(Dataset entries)
[Start]

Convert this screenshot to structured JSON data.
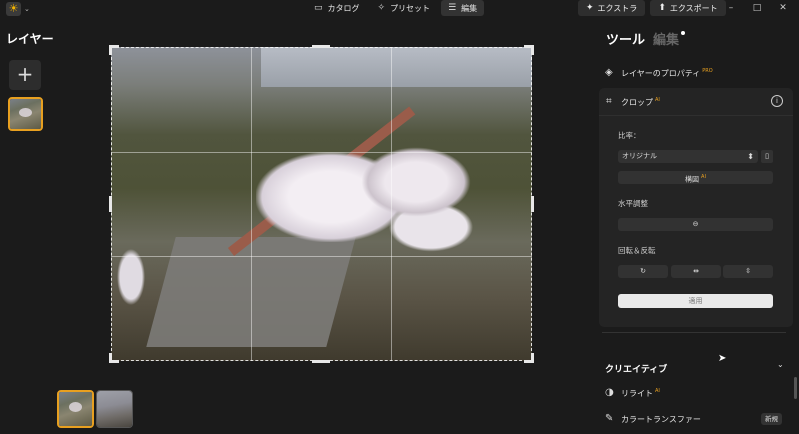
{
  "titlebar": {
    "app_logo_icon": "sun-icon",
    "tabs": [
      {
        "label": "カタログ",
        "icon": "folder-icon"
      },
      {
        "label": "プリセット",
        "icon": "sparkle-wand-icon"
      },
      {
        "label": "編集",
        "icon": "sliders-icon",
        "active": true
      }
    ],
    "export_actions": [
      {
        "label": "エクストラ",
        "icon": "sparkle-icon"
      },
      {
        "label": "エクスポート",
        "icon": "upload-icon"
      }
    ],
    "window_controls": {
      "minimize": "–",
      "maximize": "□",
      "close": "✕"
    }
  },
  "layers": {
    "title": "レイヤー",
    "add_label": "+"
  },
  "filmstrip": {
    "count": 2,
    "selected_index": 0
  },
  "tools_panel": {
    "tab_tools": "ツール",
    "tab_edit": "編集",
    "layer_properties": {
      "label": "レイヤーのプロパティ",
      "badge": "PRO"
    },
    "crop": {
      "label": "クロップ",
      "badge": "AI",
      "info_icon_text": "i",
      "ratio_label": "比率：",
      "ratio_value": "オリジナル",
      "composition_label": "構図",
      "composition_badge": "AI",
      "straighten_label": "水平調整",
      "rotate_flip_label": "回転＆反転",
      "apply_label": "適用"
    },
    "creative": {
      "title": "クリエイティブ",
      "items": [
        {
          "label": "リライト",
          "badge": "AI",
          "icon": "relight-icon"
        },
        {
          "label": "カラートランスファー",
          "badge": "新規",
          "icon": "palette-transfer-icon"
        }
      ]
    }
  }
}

[End]
[Start]

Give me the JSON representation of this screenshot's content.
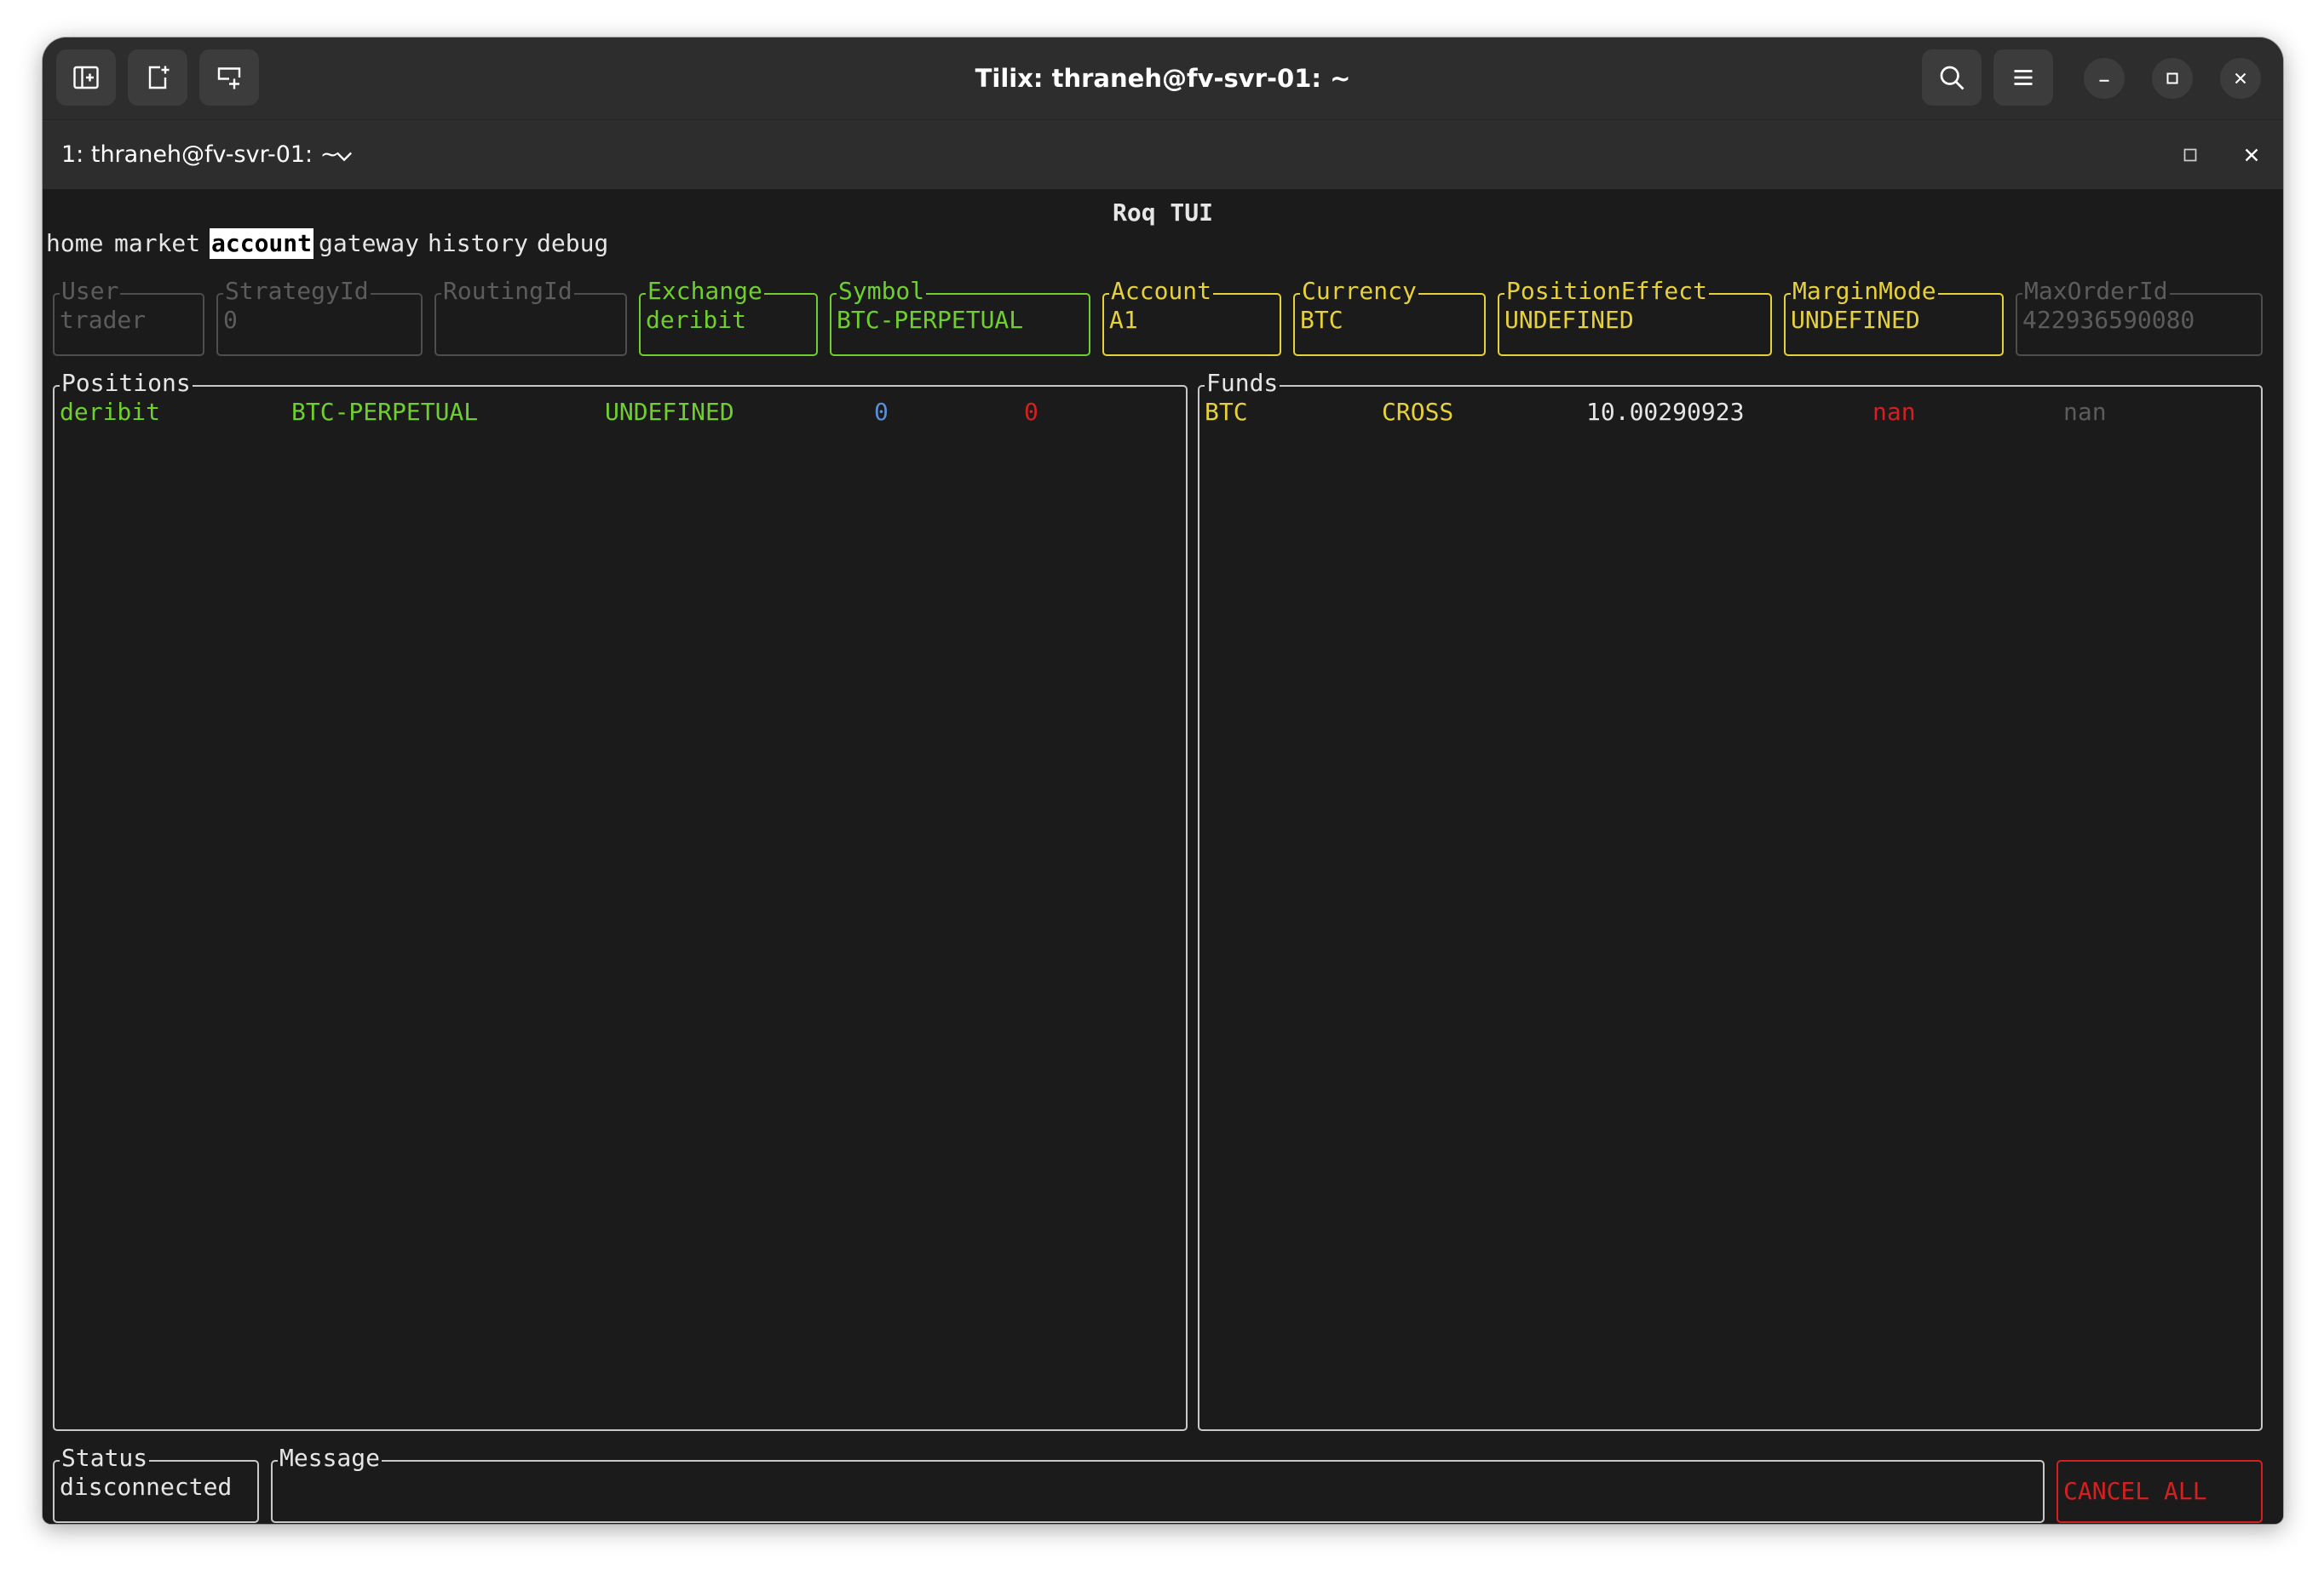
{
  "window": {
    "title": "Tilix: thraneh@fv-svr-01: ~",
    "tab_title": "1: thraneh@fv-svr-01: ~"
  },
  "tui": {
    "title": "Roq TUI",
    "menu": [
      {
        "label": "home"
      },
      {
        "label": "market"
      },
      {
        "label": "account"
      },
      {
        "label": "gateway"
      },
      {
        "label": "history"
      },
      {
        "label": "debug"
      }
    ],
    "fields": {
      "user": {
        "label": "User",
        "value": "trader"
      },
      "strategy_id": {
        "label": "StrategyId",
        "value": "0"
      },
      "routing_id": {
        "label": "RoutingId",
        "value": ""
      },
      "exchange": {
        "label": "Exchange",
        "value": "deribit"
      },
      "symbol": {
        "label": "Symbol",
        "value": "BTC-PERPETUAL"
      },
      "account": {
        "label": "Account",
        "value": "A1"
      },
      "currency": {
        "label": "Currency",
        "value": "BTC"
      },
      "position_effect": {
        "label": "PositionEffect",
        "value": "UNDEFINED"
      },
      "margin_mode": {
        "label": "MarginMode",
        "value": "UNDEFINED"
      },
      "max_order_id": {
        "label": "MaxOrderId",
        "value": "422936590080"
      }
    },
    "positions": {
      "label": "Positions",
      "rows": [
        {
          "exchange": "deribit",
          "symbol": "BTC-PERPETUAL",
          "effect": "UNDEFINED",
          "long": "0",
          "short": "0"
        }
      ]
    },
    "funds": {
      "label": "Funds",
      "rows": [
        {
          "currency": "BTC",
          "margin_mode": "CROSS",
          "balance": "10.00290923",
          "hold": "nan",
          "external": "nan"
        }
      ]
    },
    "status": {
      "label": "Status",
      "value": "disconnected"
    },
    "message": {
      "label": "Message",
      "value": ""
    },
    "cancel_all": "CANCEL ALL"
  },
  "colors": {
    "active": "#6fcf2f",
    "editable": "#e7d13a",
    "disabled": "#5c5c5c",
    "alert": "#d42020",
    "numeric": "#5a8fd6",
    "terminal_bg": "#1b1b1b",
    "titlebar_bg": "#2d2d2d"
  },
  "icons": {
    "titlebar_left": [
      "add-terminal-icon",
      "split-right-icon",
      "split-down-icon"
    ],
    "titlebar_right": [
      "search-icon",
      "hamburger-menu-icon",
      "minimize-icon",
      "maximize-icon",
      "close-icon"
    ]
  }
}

[End]

* **Your goal**
Using the data above, copy each line that contains "PERPETUAL".

* **Answer to the task**
        "value": "BTC-PERPETUAL"
          "symbol": "BTC-PERPETUAL",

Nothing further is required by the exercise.